▸ Objective: Write out the whole listing exactly as it stands.

▸ Supplied records:

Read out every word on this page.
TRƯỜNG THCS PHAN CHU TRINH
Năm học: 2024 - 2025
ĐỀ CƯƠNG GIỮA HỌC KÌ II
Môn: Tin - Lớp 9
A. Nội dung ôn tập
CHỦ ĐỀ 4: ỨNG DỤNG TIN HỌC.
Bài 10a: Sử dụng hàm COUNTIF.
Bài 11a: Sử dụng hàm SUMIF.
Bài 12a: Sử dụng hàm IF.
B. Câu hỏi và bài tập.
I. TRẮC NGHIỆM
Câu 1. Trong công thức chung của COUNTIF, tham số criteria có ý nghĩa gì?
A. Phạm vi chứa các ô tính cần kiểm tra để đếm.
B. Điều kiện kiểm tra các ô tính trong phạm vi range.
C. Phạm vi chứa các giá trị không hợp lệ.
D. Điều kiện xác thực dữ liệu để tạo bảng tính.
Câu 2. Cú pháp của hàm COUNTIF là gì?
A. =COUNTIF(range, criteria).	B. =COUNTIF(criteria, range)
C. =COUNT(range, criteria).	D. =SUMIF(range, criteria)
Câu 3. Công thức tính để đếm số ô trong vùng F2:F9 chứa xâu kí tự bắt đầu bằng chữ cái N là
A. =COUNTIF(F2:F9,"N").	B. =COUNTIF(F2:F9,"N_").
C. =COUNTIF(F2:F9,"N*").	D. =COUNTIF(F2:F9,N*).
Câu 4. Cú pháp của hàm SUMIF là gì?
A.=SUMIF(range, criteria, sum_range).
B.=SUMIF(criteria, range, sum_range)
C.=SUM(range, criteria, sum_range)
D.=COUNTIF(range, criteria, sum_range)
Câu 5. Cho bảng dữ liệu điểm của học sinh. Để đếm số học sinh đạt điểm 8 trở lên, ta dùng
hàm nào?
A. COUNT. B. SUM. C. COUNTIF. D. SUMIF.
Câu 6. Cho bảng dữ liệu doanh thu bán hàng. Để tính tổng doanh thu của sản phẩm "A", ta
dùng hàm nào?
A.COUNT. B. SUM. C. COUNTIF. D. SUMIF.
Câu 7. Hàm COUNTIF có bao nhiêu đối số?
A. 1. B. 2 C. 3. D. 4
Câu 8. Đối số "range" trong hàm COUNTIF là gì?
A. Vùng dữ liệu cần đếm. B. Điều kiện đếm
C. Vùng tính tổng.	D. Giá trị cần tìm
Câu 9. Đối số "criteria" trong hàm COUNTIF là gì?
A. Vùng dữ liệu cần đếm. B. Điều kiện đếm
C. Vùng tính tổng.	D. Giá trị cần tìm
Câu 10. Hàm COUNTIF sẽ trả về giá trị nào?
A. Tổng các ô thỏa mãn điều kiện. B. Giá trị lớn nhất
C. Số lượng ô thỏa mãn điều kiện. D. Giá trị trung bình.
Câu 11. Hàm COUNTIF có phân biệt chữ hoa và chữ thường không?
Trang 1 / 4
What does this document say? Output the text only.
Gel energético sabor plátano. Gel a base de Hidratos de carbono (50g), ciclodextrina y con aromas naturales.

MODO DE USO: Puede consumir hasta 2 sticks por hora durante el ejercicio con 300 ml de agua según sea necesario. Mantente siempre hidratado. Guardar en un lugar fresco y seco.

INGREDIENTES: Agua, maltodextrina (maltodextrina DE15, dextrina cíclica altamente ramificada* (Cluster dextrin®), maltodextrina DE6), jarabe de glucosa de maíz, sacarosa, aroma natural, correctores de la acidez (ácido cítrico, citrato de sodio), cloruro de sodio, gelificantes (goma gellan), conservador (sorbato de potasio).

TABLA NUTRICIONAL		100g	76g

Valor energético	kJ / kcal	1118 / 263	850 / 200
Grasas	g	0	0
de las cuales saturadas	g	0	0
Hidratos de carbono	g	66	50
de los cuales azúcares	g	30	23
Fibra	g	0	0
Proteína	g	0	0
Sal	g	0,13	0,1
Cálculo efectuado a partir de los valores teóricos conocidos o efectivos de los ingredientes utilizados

▸ Worked answer:
Read out every word on this page.
TRƯỜNG THCS PHAN CHU TRINH
Năm học: 2024 - 2025
ĐỀ CƯƠNG GIỮA HỌC KÌ II
Môn: Tin - Lớp 9
A. Nội dung ôn tập
CHỦ ĐỀ 4: ỨNG DỤNG TIN HỌC.
Bài 10a: Sử dụng hàm COUNTIF.
Bài 11a: Sử dụng hàm SUMIF.
Bài 12a: Sử dụng hàm IF.
B. Câu hỏi và bài tập.
I. TRẮC NGHIỆM
Câu 1. Trong công thức chung của COUNTIF, tham số criteria có ý nghĩa gì?
A. Phạm vi chứa các ô tính cần kiểm tra để đếm.
B. Điều kiện kiểm tra các ô tính trong phạm vi range.
C. Phạm vi chứa các giá trị không hợp lệ.
D. Điều kiện xác thực dữ liệu để tạo bảng tính.
Câu 2. Cú pháp của hàm COUNTIF là gì?
A. =COUNTIF(range, criteria).	B. =COUNTIF(criteria, range)
C. =COUNT(range, criteria).	D. =SUMIF(range, criteria)
Câu 3. Công thức tính để đếm số ô trong vùng F2:F9 chứa xâu kí tự bắt đầu bằng chữ cái N là
A. =COUNTIF(F2:F9,"N").	B. =COUNTIF(F2:F9,"N_").
C. =COUNTIF(F2:F9,"N*").	D. =COUNTIF(F2:F9,N*).
Câu 4. Cú pháp của hàm SUMIF là gì?
A.=SUMIF(range, criteria, sum_range).
B.=SUMIF(criteria, range, sum_range)
C.=SUM(range, criteria, sum_range)
D.=COUNTIF(range, criteria, sum_range)
Câu 5. Cho bảng dữ liệu điểm của học sinh. Để đếm số học sinh đạt điểm 8 trở lên, ta dùng
hàm nào?
A. COUNT. B. SUM. C. COUNTIF. D. SUMIF.
Câu 6. Cho bảng dữ liệu doanh thu bán hàng. Để tính tổng doanh thu của sản phẩm "A", ta
dùng hàm nào?
A.COUNT. B. SUM. C. COUNTIF. D. SUMIF.
Câu 7. Hàm COUNTIF có bao nhiêu đối số?
A. 1. B. 2 C. 3. D. 4
Câu 8. Đối số "range" trong hàm COUNTIF là gì?
A. Vùng dữ liệu cần đếm. B. Điều kiện đếm
C. Vùng tính tổng.	D. Giá trị cần tìm
Câu 9. Đối số "criteria" trong hàm COUNTIF là gì?
A. Vùng dữ liệu cần đếm. B. Điều kiện đếm
C. Vùng tính tổng.	D. Giá trị cần tìm
Câu 10. Hàm COUNTIF sẽ trả về giá trị nào?
A. Tổng các ô thỏa mãn điều kiện. B. Giá trị lớn nhất
C. Số lượng ô thỏa mãn điều kiện. D. Giá trị trung bình.
Câu 11. Hàm COUNTIF có phân biệt chữ hoa và chữ thường không?
Trang 1 / 4
What does this document say? Output the text only.
Gel energético sabor plátano. Gel a base de Hidratos de carbono (50g), ciclodextrina y con aromas naturales.

MODO DE USO: Puede consumir hasta 2 sticks por hora durante el ejercicio con 300 ml de agua según sea necesario. Mantente siempre hidratado. Guardar en un lugar fresco y seco.

INGREDIENTES: Agua, maltodextrina (maltodextrina DE15, dextrina cíclica altamente ramificada* (Cluster dextrin®), maltodextrina DE6), jarabe de glucosa de maíz, sacarosa, aroma natural, correctores de la acidez (ácido cítrico, citrato de sodio), cloruro de sodio, gelificantes (goma gellan), conservador (sorbato de potasio).

TABLA NUTRICIONAL		100g	76g

Valor energético	kJ / kcal	1118 / 263	850 / 200
Grasas	g	0	0
de las cuales saturadas	g	0	0
Hidratos de carbono	g	66	50
de los cuales azúcares	g	30	23
Fibra	g	0	0
Proteína	g	0	0
Sal	g	0,13	0,1
Cálculo efectuado a partir de los valores teóricos conocidos o efectivos de los ingredientes utilizados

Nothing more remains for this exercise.